[Data items]
* begin *
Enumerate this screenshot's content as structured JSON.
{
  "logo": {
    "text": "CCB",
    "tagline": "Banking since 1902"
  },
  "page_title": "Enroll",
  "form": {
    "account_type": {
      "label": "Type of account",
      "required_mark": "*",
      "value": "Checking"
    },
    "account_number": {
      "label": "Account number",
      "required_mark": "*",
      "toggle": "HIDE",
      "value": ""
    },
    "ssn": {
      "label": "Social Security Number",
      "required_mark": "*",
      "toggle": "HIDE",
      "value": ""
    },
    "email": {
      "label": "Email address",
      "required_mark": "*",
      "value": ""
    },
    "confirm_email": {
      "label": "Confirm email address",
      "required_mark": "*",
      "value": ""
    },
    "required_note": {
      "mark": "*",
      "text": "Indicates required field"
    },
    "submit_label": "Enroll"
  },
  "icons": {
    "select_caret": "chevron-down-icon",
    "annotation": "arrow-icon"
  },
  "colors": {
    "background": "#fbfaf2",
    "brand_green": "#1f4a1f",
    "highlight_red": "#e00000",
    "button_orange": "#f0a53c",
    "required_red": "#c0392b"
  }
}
* end *
--- WHAT YOU SHOULD DO ---
Output each record exactly, leaving nothing out.

--- RESPONSE TO THE TASK ---
Enumerate this screenshot's content as structured JSON.
{
  "logo": {
    "text": "CCB",
    "tagline": "Banking since 1902"
  },
  "page_title": "Enroll",
  "form": {
    "account_type": {
      "label": "Type of account",
      "required_mark": "*",
      "value": "Checking"
    },
    "account_number": {
      "label": "Account number",
      "required_mark": "*",
      "toggle": "HIDE",
      "value": ""
    },
    "ssn": {
      "label": "Social Security Number",
      "required_mark": "*",
      "toggle": "HIDE",
      "value": ""
    },
    "email": {
      "label": "Email address",
      "required_mark": "*",
      "value": ""
    },
    "confirm_email": {
      "label": "Confirm email address",
      "required_mark": "*",
      "value": ""
    },
    "required_note": {
      "mark": "*",
      "text": "Indicates required field"
    },
    "submit_label": "Enroll"
  },
  "icons": {
    "select_caret": "chevron-down-icon",
    "annotation": "arrow-icon"
  },
  "colors": {
    "background": "#fbfaf2",
    "brand_green": "#1f4a1f",
    "highlight_red": "#e00000",
    "button_orange": "#f0a53c",
    "required_red": "#c0392b"
  }
}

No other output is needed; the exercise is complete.